* _Requirements_: Could you repeat the records below exactly, leaving out any pictures?
--- Record list ---
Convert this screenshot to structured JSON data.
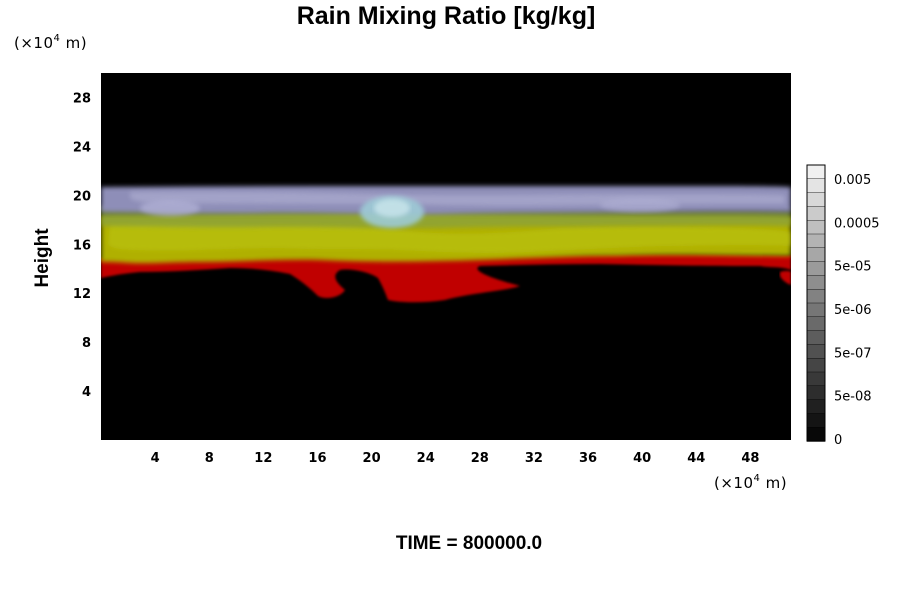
{
  "chart_data": {
    "type": "heatmap",
    "title": "Rain Mixing Ratio [kg/kg]",
    "ylabel": "Height",
    "y_unit": {
      "prefix": "(×10",
      "exp": "4",
      "suffix": " m)"
    },
    "x_unit": {
      "prefix": "(×10",
      "exp": "4",
      "suffix": " m)"
    },
    "xlim": [
      0,
      51
    ],
    "ylim": [
      0,
      30
    ],
    "x_ticks": [
      4,
      8,
      12,
      16,
      20,
      24,
      28,
      32,
      36,
      40,
      44,
      48
    ],
    "y_ticks": [
      4,
      8,
      12,
      16,
      20,
      24,
      28
    ],
    "colorbar": {
      "labels": [
        "0.005",
        "0.0005",
        "5e-05",
        "5e-06",
        "5e-07",
        "5e-08",
        "0"
      ]
    },
    "time_label": "TIME = 800000.0"
  }
}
---
* _Solution below_:
Convert this screenshot to structured JSON data.
{
  "chart_data": {
    "type": "heatmap",
    "title": "Rain Mixing Ratio [kg/kg]",
    "ylabel": "Height",
    "y_unit": {
      "prefix": "(×10",
      "exp": "4",
      "suffix": " m)"
    },
    "x_unit": {
      "prefix": "(×10",
      "exp": "4",
      "suffix": " m)"
    },
    "xlim": [
      0,
      51
    ],
    "ylim": [
      0,
      30
    ],
    "x_ticks": [
      4,
      8,
      12,
      16,
      20,
      24,
      28,
      32,
      36,
      40,
      44,
      48
    ],
    "y_ticks": [
      4,
      8,
      12,
      16,
      20,
      24,
      28
    ],
    "colorbar": {
      "labels": [
        "0.005",
        "0.0005",
        "5e-05",
        "5e-06",
        "5e-07",
        "5e-08",
        "0"
      ]
    },
    "time_label": "TIME = 800000.0"
  }
}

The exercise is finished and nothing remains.